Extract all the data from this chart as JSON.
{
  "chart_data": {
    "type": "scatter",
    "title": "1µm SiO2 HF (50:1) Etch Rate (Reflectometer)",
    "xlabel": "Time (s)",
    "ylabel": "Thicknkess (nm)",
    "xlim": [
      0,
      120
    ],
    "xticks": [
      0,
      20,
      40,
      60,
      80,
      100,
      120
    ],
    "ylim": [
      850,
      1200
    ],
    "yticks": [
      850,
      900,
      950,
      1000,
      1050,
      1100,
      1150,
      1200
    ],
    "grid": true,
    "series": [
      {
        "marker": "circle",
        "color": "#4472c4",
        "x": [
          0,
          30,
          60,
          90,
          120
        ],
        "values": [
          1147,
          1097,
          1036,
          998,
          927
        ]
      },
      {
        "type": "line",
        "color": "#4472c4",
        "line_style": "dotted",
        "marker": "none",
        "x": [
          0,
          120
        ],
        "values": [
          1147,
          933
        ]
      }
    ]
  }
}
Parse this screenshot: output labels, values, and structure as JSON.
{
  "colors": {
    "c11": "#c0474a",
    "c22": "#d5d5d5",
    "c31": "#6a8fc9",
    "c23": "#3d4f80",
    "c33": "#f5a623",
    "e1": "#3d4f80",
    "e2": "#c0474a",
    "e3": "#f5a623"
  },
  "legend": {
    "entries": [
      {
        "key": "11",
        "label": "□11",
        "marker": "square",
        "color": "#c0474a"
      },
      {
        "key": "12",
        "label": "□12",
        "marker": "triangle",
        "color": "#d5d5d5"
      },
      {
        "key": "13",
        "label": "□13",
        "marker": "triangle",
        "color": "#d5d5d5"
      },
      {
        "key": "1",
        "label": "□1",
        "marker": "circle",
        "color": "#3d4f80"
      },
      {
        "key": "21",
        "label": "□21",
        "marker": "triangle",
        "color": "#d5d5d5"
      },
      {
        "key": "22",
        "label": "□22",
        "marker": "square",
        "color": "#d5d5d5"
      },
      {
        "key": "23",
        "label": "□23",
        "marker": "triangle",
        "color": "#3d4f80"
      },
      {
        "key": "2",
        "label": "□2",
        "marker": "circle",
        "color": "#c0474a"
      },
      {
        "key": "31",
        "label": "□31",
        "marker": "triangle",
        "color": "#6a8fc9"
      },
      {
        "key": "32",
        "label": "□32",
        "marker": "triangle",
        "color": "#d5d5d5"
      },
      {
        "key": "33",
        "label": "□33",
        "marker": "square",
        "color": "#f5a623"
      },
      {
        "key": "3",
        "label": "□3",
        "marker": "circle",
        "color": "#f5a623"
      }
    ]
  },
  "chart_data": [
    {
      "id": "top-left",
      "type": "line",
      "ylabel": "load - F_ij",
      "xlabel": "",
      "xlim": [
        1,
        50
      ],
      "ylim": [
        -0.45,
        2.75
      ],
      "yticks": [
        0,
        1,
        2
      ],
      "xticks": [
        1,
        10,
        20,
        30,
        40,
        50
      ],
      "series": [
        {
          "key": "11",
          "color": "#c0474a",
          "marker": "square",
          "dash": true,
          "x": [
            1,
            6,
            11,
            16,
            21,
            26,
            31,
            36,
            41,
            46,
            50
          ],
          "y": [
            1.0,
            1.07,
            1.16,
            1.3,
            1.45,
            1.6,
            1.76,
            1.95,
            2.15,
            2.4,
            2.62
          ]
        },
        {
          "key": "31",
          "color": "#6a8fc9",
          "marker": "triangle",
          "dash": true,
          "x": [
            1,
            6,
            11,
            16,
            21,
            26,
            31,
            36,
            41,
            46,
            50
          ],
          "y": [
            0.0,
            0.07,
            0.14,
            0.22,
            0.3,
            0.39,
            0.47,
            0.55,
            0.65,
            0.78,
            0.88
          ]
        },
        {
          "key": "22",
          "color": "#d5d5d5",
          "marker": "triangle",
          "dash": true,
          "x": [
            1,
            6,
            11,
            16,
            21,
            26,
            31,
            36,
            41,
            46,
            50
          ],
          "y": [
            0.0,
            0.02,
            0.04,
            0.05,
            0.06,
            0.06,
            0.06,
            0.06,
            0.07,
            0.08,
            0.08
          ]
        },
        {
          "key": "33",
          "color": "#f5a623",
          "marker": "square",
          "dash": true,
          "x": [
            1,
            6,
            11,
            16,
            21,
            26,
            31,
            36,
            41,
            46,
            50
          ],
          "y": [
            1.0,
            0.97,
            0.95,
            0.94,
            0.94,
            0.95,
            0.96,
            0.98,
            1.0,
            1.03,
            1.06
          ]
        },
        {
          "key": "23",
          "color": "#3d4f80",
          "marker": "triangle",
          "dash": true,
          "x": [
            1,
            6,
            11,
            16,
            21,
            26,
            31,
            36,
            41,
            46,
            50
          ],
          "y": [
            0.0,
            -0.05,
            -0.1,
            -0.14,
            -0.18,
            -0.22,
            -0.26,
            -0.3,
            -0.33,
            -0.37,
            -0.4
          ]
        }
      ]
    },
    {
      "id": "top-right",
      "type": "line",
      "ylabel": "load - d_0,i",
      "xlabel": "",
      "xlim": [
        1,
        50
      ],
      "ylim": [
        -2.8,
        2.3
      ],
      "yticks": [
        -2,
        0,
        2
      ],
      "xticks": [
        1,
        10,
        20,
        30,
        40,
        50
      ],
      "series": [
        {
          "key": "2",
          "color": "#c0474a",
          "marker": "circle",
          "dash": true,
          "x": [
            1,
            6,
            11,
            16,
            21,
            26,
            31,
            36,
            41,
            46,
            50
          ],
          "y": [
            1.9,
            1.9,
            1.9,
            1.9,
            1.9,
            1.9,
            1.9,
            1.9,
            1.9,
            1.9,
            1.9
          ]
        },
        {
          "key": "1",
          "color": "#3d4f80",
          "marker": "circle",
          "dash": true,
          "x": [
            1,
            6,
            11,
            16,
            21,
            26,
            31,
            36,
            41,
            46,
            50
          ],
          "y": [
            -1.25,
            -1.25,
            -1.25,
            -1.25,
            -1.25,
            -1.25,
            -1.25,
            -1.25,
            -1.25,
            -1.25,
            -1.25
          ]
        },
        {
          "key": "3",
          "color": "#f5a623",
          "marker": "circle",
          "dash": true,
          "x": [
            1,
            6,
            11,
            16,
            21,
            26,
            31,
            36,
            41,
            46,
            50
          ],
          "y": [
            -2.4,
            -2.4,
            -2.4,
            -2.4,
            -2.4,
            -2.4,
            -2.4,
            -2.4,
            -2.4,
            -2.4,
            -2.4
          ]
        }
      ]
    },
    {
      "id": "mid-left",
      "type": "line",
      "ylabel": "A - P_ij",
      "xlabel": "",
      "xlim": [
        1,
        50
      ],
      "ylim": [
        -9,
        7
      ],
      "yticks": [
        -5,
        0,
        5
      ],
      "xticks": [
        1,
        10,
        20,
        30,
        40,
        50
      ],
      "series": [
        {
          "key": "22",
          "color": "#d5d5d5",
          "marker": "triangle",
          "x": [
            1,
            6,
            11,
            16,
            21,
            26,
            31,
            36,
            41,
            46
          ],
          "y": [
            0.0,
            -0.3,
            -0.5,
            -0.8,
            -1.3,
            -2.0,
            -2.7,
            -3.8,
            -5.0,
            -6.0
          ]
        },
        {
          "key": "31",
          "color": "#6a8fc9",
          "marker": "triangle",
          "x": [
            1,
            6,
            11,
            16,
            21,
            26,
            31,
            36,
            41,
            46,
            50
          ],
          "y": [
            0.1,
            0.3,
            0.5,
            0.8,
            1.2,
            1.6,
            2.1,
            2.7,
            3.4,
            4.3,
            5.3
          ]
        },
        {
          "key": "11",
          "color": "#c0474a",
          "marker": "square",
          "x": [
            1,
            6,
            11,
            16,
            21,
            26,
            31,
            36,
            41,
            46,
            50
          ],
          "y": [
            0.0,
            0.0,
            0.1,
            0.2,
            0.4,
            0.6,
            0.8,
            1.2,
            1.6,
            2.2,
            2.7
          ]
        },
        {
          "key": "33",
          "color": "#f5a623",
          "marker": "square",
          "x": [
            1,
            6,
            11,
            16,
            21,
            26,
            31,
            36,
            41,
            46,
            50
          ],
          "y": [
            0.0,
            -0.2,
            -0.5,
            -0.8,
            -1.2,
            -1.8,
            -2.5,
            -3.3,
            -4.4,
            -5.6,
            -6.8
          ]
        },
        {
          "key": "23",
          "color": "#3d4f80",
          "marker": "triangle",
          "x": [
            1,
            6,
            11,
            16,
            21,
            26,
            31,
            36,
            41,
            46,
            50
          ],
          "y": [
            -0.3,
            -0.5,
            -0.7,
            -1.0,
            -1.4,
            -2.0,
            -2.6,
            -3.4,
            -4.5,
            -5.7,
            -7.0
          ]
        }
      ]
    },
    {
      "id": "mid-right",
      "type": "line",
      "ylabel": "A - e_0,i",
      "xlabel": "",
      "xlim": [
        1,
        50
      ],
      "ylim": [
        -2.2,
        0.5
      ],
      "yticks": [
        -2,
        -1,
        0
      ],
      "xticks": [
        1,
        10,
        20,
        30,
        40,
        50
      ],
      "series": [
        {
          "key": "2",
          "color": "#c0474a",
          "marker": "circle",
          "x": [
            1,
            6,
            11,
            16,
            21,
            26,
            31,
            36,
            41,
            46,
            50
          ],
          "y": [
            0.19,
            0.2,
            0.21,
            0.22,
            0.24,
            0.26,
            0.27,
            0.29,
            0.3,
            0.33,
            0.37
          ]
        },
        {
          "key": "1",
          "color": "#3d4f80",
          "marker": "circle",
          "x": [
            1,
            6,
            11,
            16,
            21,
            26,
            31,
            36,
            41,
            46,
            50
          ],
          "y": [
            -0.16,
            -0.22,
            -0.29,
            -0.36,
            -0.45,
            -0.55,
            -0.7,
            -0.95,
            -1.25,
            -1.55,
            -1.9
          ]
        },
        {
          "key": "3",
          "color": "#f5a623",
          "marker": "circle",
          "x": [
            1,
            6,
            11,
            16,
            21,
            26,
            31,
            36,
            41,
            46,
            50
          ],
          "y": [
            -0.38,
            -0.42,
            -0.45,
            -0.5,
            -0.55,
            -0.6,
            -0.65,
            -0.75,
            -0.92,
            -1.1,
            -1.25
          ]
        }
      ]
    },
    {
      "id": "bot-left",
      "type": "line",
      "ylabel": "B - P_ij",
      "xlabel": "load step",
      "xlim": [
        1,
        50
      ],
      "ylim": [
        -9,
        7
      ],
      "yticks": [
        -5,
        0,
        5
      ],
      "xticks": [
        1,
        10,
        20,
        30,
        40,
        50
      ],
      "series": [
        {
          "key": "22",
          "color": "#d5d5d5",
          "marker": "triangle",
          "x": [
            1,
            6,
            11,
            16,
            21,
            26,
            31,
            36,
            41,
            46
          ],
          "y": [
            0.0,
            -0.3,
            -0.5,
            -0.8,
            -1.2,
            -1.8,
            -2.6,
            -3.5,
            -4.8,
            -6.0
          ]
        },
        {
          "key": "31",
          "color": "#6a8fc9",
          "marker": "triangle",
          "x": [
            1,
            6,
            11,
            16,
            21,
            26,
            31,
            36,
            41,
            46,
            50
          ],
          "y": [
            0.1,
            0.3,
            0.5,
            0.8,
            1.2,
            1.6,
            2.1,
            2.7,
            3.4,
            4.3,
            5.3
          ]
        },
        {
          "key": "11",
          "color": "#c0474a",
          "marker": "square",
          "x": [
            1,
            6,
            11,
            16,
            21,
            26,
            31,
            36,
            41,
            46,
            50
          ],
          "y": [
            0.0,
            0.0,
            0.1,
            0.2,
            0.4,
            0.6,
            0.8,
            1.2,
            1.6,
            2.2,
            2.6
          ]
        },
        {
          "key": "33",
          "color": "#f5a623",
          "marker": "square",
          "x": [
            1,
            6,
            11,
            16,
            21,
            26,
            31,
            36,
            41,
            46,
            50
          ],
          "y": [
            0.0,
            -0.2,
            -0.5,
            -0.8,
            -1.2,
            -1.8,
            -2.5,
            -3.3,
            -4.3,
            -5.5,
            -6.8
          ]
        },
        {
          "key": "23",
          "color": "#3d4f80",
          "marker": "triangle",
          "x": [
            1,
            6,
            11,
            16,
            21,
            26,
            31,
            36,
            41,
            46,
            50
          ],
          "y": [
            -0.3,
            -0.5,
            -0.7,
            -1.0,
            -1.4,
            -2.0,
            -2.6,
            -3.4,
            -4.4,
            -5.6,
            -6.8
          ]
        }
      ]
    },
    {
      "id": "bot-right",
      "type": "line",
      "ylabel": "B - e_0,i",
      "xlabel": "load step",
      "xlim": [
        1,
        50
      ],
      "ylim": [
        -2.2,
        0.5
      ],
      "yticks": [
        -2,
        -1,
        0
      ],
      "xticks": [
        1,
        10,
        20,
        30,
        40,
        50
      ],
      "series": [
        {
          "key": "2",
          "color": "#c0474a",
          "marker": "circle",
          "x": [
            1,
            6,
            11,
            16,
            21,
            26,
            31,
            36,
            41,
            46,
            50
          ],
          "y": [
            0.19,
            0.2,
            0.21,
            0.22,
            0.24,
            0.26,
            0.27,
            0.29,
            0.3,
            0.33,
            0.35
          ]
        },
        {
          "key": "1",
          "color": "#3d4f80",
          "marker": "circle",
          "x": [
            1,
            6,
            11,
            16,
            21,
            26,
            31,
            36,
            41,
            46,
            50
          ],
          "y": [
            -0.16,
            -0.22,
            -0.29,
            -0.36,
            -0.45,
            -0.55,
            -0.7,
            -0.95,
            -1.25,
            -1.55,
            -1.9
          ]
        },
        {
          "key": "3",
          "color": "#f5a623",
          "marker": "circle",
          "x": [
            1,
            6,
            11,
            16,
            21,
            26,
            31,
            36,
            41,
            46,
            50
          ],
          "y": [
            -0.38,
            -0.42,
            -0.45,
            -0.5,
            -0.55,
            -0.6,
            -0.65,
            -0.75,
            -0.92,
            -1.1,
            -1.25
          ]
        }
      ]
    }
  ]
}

○ ○ ○ ○ ○ ○ ○

Description of the task: Where a line holds the string "ylabel", copy that line.

Written answer:
    "ylabel": "Thicknkess (nm)",
      "ylabel": "load - F_ij",
      "ylabel": "load - d_0,i",
      "ylabel": "A - P_ij",
      "ylabel": "A - e_0,i",
      "ylabel": "B - P_ij",
      "ylabel": "B - e_0,i",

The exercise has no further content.